» **Exercise goal**: Print all of the data exactly as written.

» **Data shown**:
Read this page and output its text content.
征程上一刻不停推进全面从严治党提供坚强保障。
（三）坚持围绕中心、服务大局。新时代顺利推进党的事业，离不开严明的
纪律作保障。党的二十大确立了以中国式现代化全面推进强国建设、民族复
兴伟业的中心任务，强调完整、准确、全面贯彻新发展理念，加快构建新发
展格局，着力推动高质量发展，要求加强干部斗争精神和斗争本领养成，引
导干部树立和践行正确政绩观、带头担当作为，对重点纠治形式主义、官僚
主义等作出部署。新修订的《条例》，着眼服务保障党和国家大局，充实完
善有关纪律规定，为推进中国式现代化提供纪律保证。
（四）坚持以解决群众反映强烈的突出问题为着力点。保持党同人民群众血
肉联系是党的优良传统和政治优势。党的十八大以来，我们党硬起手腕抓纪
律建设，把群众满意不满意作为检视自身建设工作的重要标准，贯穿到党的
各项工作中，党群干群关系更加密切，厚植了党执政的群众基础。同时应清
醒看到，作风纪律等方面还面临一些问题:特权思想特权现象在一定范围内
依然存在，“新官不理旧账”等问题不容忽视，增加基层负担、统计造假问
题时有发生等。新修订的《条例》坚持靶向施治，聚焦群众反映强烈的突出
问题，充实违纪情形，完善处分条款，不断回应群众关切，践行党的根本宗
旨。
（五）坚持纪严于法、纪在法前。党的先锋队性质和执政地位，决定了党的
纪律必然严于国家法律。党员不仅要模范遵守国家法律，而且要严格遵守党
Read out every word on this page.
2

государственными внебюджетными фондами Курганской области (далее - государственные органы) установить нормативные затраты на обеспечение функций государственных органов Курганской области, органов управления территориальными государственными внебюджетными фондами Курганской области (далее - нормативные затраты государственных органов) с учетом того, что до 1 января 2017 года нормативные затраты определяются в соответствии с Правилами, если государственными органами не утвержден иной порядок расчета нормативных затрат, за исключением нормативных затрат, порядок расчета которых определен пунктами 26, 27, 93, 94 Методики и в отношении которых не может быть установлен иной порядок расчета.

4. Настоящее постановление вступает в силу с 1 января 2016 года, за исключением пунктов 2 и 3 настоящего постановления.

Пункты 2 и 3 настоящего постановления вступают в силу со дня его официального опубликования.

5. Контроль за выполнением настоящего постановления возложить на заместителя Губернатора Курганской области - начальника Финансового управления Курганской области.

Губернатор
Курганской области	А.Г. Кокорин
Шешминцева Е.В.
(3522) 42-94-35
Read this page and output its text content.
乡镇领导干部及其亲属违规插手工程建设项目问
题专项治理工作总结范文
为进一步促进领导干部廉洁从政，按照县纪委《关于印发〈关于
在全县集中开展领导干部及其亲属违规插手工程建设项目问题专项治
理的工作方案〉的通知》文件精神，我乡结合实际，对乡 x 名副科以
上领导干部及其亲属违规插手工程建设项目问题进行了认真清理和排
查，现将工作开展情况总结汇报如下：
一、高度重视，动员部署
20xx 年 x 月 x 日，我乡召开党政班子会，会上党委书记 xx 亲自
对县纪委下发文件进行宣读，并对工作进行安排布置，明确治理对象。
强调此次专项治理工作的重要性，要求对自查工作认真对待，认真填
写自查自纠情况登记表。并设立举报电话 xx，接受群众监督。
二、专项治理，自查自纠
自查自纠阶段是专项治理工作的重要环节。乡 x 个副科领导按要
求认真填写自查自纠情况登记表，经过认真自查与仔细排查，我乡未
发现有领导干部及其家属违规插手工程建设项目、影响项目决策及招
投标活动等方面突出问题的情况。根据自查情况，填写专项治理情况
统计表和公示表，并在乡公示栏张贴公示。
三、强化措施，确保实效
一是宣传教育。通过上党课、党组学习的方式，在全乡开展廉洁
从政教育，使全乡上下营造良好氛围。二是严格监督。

» **Problem solution**:
Read this page and output its text content.
征程上一刻不停推进全面从严治党提供坚强保障。
（三）坚持围绕中心、服务大局。新时代顺利推进党的事业，离不开严明的
纪律作保障。党的二十大确立了以中国式现代化全面推进强国建设、民族复
兴伟业的中心任务，强调完整、准确、全面贯彻新发展理念，加快构建新发
展格局，着力推动高质量发展，要求加强干部斗争精神和斗争本领养成，引
导干部树立和践行正确政绩观、带头担当作为，对重点纠治形式主义、官僚
主义等作出部署。新修订的《条例》，着眼服务保障党和国家大局，充实完
善有关纪律规定，为推进中国式现代化提供纪律保证。
（四）坚持以解决群众反映强烈的突出问题为着力点。保持党同人民群众血
肉联系是党的优良传统和政治优势。党的十八大以来，我们党硬起手腕抓纪
律建设，把群众满意不满意作为检视自身建设工作的重要标准，贯穿到党的
各项工作中，党群干群关系更加密切，厚植了党执政的群众基础。同时应清
醒看到，作风纪律等方面还面临一些问题:特权思想特权现象在一定范围内
依然存在，“新官不理旧账”等问题不容忽视，增加基层负担、统计造假问
题时有发生等。新修订的《条例》坚持靶向施治，聚焦群众反映强烈的突出
问题，充实违纪情形，完善处分条款，不断回应群众关切，践行党的根本宗
旨。
（五）坚持纪严于法、纪在法前。党的先锋队性质和执政地位，决定了党的
纪律必然严于国家法律。党员不仅要模范遵守国家法律，而且要严格遵守党
Read out every word on this page.
2

государственными внебюджетными фондами Курганской области (далее - государственные органы) установить нормативные затраты на обеспечение функций государственных органов Курганской области, органов управления территориальными государственными внебюджетными фондами Курганской области (далее - нормативные затраты государственных органов) с учетом того, что до 1 января 2017 года нормативные затраты определяются в соответствии с Правилами, если государственными органами не утвержден иной порядок расчета нормативных затрат, за исключением нормативных затрат, порядок расчета которых определен пунктами 26, 27, 93, 94 Методики и в отношении которых не может быть установлен иной порядок расчета.

4. Настоящее постановление вступает в силу с 1 января 2016 года, за исключением пунктов 2 и 3 настоящего постановления.

Пункты 2 и 3 настоящего постановления вступают в силу со дня его официального опубликования.

5. Контроль за выполнением настоящего постановления возложить на заместителя Губернатора Курганской области - начальника Финансового управления Курганской области.

Губернатор
Курганской области	А.Г. Кокорин
Шешминцева Е.В.
(3522) 42-94-35
Read this page and output its text content.
乡镇领导干部及其亲属违规插手工程建设项目问
题专项治理工作总结范文
为进一步促进领导干部廉洁从政，按照县纪委《关于印发〈关于
在全县集中开展领导干部及其亲属违规插手工程建设项目问题专项治
理的工作方案〉的通知》文件精神，我乡结合实际，对乡 x 名副科以
上领导干部及其亲属违规插手工程建设项目问题进行了认真清理和排
查，现将工作开展情况总结汇报如下：
一、高度重视，动员部署
20xx 年 x 月 x 日，我乡召开党政班子会，会上党委书记 xx 亲自
对县纪委下发文件进行宣读，并对工作进行安排布置，明确治理对象。
强调此次专项治理工作的重要性，要求对自查工作认真对待，认真填
写自查自纠情况登记表。并设立举报电话 xx，接受群众监督。
二、专项治理，自查自纠
自查自纠阶段是专项治理工作的重要环节。乡 x 个副科领导按要
求认真填写自查自纠情况登记表，经过认真自查与仔细排查，我乡未
发现有领导干部及其家属违规插手工程建设项目、影响项目决策及招
投标活动等方面突出问题的情况。根据自查情况，填写专项治理情况
统计表和公示表，并在乡公示栏张贴公示。
三、强化措施，确保实效
一是宣传教育。通过上党课、党组学习的方式，在全乡开展廉洁
从政教育，使全乡上下营造良好氛围。二是严格监督。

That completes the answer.